Scan the following material for the string "ylabel" and copy each line in which it appears.

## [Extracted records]
## BEGIN
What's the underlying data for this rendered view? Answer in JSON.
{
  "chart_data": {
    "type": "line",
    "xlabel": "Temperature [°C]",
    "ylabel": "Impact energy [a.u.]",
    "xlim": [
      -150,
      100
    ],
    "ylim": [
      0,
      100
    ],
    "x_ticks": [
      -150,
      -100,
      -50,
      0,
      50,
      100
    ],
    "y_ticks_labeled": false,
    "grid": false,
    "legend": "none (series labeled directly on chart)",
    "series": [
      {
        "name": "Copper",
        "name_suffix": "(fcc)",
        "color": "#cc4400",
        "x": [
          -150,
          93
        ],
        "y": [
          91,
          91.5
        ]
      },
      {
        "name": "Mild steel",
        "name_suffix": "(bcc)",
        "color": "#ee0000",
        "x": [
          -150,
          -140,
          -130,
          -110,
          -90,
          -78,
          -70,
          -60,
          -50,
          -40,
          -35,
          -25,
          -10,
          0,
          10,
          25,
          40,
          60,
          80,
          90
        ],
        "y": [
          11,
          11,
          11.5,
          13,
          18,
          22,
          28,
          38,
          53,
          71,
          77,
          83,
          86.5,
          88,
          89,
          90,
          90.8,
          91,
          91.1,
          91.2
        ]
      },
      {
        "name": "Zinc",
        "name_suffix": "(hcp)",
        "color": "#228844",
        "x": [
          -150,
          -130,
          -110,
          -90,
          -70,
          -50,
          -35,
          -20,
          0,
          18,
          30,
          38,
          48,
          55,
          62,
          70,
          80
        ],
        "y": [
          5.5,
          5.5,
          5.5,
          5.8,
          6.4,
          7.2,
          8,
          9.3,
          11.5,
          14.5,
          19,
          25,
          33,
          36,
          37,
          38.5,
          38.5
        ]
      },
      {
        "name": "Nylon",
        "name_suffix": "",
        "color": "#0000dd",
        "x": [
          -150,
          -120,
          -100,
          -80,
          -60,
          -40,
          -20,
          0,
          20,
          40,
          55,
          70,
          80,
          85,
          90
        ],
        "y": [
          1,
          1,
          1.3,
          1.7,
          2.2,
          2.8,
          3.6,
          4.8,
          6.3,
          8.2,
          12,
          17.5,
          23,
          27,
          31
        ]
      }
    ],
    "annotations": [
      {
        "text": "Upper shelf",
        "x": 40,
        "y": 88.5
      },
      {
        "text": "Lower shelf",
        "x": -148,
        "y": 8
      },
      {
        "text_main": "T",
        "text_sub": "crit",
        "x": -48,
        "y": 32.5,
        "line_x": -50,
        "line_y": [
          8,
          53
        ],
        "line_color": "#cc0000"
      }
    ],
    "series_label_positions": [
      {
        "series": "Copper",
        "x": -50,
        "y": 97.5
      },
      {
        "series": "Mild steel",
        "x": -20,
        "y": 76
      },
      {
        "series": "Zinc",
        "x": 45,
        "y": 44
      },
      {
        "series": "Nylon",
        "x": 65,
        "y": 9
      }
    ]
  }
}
## END
## BEGIN
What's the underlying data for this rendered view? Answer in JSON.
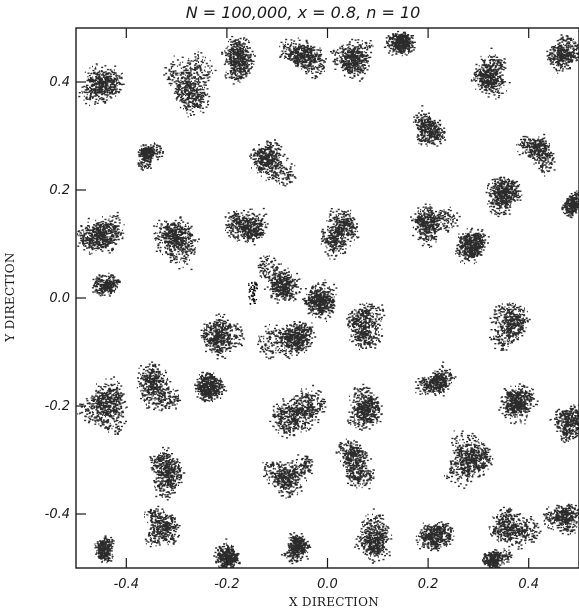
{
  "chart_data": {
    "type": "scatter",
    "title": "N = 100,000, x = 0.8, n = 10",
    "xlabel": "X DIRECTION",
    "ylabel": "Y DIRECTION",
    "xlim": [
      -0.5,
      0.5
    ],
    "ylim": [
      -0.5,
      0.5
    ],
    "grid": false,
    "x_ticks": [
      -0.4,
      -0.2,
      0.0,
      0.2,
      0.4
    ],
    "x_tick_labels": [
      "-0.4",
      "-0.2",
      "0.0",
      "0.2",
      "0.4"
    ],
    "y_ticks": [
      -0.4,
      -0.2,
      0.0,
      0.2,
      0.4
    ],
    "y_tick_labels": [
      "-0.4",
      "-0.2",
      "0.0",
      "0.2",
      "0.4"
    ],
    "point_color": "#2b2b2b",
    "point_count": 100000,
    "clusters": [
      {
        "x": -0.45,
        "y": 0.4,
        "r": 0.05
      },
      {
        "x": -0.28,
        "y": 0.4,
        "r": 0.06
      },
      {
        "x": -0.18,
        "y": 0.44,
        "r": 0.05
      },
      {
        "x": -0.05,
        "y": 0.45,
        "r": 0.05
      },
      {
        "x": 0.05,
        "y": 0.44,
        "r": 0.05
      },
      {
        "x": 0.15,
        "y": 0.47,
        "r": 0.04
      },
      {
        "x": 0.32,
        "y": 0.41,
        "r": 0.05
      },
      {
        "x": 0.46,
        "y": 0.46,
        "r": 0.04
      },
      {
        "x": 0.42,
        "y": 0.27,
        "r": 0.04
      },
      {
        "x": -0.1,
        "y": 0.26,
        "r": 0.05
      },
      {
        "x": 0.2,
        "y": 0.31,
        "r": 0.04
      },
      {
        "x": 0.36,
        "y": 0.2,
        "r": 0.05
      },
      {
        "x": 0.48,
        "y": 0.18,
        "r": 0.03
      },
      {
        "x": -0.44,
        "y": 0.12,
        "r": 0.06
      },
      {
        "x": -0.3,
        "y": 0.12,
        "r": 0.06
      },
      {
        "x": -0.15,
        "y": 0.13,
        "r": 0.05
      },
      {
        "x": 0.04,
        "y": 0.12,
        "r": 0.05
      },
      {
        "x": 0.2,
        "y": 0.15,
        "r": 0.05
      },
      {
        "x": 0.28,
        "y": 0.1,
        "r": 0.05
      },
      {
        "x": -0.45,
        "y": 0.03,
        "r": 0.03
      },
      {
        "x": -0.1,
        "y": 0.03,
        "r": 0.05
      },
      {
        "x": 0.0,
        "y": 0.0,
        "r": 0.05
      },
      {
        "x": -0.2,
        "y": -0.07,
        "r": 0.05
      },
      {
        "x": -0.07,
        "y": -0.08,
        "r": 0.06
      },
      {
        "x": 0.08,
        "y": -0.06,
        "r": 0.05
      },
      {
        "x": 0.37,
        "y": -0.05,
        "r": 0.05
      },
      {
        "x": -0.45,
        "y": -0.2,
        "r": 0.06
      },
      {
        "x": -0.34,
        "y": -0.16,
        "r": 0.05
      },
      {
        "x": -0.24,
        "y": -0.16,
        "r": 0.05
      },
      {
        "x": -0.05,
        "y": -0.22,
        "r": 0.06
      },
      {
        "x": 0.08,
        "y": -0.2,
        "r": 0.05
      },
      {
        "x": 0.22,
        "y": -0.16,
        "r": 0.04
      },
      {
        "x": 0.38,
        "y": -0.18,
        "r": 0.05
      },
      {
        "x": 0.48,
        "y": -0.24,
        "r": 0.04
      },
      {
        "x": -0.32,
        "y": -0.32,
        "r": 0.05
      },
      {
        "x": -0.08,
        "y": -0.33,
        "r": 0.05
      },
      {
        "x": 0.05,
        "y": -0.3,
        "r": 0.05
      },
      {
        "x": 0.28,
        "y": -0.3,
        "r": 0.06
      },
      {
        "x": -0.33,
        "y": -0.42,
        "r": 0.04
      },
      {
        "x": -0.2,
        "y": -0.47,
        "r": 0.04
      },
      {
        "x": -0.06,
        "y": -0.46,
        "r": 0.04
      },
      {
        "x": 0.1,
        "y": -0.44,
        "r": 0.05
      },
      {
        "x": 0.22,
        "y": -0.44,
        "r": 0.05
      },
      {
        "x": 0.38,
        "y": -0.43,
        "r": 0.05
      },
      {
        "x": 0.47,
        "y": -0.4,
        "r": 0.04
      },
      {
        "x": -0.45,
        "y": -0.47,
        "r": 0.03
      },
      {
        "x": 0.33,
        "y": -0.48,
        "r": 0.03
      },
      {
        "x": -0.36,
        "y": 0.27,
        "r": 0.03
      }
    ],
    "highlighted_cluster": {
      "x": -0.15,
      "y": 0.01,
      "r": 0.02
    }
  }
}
## END
## [Response to this task]
    "ylabel": "Impact energy [a.u.]",
    "ylabel": "Y DIRECTION",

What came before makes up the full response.